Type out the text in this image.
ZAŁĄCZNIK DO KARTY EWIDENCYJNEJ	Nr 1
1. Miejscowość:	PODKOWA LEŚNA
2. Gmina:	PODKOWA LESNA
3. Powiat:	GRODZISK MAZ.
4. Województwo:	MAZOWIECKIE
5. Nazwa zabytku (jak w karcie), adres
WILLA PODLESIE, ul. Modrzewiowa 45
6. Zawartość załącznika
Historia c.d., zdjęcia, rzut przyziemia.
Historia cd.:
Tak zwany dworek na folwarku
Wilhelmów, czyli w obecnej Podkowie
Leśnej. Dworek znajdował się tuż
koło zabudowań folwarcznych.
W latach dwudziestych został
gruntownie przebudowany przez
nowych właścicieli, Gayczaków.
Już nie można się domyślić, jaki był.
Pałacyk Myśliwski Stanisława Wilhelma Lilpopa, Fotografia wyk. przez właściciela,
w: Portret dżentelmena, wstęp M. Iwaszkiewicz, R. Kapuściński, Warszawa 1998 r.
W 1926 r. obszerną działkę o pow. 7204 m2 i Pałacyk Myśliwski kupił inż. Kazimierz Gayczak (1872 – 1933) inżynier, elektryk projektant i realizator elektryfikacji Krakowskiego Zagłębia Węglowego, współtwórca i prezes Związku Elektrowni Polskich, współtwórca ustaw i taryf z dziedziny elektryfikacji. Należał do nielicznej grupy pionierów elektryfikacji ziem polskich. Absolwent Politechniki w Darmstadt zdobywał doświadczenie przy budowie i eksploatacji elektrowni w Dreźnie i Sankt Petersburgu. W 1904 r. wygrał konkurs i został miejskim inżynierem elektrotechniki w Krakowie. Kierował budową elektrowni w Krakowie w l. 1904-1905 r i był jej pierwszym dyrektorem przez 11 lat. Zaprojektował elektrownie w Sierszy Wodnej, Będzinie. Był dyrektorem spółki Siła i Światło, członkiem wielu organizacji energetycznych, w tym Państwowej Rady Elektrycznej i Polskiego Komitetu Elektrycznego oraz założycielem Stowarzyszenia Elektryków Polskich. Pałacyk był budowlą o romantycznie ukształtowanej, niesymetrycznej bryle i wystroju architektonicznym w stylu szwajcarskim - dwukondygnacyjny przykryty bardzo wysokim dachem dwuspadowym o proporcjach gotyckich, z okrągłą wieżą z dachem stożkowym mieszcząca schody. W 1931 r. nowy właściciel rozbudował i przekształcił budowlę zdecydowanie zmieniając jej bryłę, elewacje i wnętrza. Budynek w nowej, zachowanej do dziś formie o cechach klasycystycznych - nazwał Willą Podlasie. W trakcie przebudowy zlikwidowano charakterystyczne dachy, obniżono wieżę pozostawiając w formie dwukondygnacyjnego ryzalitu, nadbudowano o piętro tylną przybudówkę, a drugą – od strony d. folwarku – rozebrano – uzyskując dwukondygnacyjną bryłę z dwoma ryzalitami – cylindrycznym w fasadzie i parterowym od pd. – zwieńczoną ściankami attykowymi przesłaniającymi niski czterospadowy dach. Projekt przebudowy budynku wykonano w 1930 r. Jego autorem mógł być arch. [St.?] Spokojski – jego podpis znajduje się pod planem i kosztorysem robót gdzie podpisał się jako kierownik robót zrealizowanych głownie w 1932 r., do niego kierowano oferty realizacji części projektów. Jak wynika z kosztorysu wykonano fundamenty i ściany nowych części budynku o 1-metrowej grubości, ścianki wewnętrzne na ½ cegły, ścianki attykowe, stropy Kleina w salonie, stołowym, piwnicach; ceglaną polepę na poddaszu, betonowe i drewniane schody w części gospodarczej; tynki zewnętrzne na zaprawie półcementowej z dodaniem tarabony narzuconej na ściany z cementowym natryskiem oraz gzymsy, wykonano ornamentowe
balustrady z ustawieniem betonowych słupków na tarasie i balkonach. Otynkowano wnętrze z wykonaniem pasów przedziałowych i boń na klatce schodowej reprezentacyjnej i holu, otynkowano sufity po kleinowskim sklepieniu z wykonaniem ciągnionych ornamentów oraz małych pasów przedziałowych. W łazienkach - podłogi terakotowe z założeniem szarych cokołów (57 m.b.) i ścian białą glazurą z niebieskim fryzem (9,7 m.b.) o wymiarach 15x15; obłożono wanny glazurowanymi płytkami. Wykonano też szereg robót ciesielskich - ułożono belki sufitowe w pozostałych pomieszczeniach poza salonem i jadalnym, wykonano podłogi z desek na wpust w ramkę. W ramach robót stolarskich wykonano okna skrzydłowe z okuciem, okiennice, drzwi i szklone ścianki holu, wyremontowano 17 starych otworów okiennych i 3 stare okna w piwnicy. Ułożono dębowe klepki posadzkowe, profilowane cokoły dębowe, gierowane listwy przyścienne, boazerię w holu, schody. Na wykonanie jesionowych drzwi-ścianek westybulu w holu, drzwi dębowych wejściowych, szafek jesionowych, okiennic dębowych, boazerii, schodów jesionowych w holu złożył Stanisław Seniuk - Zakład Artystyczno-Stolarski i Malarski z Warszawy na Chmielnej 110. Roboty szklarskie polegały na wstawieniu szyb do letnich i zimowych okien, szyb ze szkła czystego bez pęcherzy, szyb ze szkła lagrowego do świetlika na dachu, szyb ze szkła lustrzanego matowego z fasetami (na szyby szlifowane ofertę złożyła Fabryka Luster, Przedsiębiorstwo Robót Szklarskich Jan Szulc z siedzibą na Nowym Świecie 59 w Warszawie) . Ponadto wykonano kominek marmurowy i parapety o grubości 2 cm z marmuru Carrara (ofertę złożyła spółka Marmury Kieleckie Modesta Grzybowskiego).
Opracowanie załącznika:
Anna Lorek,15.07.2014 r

────────────────────────────────────────

- [Given task]: Write out every record verbatim.

- [Exercise output]:
Type out the text in this image.
ZAŁĄCZNIK DO KARTY EWIDENCYJNEJ	Nr 1
1. Miejscowość:	PODKOWA LEŚNA
2. Gmina:	PODKOWA LESNA
3. Powiat:	GRODZISK MAZ.
4. Województwo:	MAZOWIECKIE
5. Nazwa zabytku (jak w karcie), adres
WILLA PODLESIE, ul. Modrzewiowa 45
6. Zawartość załącznika
Historia c.d., zdjęcia, rzut przyziemia.
Historia cd.:
Tak zwany dworek na folwarku
Wilhelmów, czyli w obecnej Podkowie
Leśnej. Dworek znajdował się tuż
koło zabudowań folwarcznych.
W latach dwudziestych został
gruntownie przebudowany przez
nowych właścicieli, Gayczaków.
Już nie można się domyślić, jaki był.
Pałacyk Myśliwski Stanisława Wilhelma Lilpopa, Fotografia wyk. przez właściciela,
w: Portret dżentelmena, wstęp M. Iwaszkiewicz, R. Kapuściński, Warszawa 1998 r.
W 1926 r. obszerną działkę o pow. 7204 m2 i Pałacyk Myśliwski kupił inż. Kazimierz Gayczak (1872 – 1933) inżynier, elektryk projektant i realizator elektryfikacji Krakowskiego Zagłębia Węglowego, współtwórca i prezes Związku Elektrowni Polskich, współtwórca ustaw i taryf z dziedziny elektryfikacji. Należał do nielicznej grupy pionierów elektryfikacji ziem polskich. Absolwent Politechniki w Darmstadt zdobywał doświadczenie przy budowie i eksploatacji elektrowni w Dreźnie i Sankt Petersburgu. W 1904 r. wygrał konkurs i został miejskim inżynierem elektrotechniki w Krakowie. Kierował budową elektrowni w Krakowie w l. 1904-1905 r i był jej pierwszym dyrektorem przez 11 lat. Zaprojektował elektrownie w Sierszy Wodnej, Będzinie. Był dyrektorem spółki Siła i Światło, członkiem wielu organizacji energetycznych, w tym Państwowej Rady Elektrycznej i Polskiego Komitetu Elektrycznego oraz założycielem Stowarzyszenia Elektryków Polskich. Pałacyk był budowlą o romantycznie ukształtowanej, niesymetrycznej bryle i wystroju architektonicznym w stylu szwajcarskim - dwukondygnacyjny przykryty bardzo wysokim dachem dwuspadowym o proporcjach gotyckich, z okrągłą wieżą z dachem stożkowym mieszcząca schody. W 1931 r. nowy właściciel rozbudował i przekształcił budowlę zdecydowanie zmieniając jej bryłę, elewacje i wnętrza. Budynek w nowej, zachowanej do dziś formie o cechach klasycystycznych - nazwał Willą Podlasie. W trakcie przebudowy zlikwidowano charakterystyczne dachy, obniżono wieżę pozostawiając w formie dwukondygnacyjnego ryzalitu, nadbudowano o piętro tylną przybudówkę, a drugą – od strony d. folwarku – rozebrano – uzyskując dwukondygnacyjną bryłę z dwoma ryzalitami – cylindrycznym w fasadzie i parterowym od pd. – zwieńczoną ściankami attykowymi przesłaniającymi niski czterospadowy dach. Projekt przebudowy budynku wykonano w 1930 r. Jego autorem mógł być arch. [St.?] Spokojski – jego podpis znajduje się pod planem i kosztorysem robót gdzie podpisał się jako kierownik robót zrealizowanych głownie w 1932 r., do niego kierowano oferty realizacji części projektów. Jak wynika z kosztorysu wykonano fundamenty i ściany nowych części budynku o 1-metrowej grubości, ścianki wewnętrzne na ½ cegły, ścianki attykowe, stropy Kleina w salonie, stołowym, piwnicach; ceglaną polepę na poddaszu, betonowe i drewniane schody w części gospodarczej; tynki zewnętrzne na zaprawie półcementowej z dodaniem tarabony narzuconej na ściany z cementowym natryskiem oraz gzymsy, wykonano ornamentowe
balustrady z ustawieniem betonowych słupków na tarasie i balkonach. Otynkowano wnętrze z wykonaniem pasów przedziałowych i boń na klatce schodowej reprezentacyjnej i holu, otynkowano sufity po kleinowskim sklepieniu z wykonaniem ciągnionych ornamentów oraz małych pasów przedziałowych. W łazienkach - podłogi terakotowe z założeniem szarych cokołów (57 m.b.) i ścian białą glazurą z niebieskim fryzem (9,7 m.b.) o wymiarach 15x15; obłożono wanny glazurowanymi płytkami. Wykonano też szereg robót ciesielskich - ułożono belki sufitowe w pozostałych pomieszczeniach poza salonem i jadalnym, wykonano podłogi z desek na wpust w ramkę. W ramach robót stolarskich wykonano okna skrzydłowe z okuciem, okiennice, drzwi i szklone ścianki holu, wyremontowano 17 starych otworów okiennych i 3 stare okna w piwnicy. Ułożono dębowe klepki posadzkowe, profilowane cokoły dębowe, gierowane listwy przyścienne, boazerię w holu, schody. Na wykonanie jesionowych drzwi-ścianek westybulu w holu, drzwi dębowych wejściowych, szafek jesionowych, okiennic dębowych, boazerii, schodów jesionowych w holu złożył Stanisław Seniuk - Zakład Artystyczno-Stolarski i Malarski z Warszawy na Chmielnej 110. Roboty szklarskie polegały na wstawieniu szyb do letnich i zimowych okien, szyb ze szkła czystego bez pęcherzy, szyb ze szkła lagrowego do świetlika na dachu, szyb ze szkła lustrzanego matowego z fasetami (na szyby szlifowane ofertę złożyła Fabryka Luster, Przedsiębiorstwo Robót Szklarskich Jan Szulc z siedzibą na Nowym Świecie 59 w Warszawie) . Ponadto wykonano kominek marmurowy i parapety o grubości 2 cm z marmuru Carrara (ofertę złożyła spółka Marmury Kieleckie Modesta Grzybowskiego).
Opracowanie załącznika:
Anna Lorek,15.07.2014 r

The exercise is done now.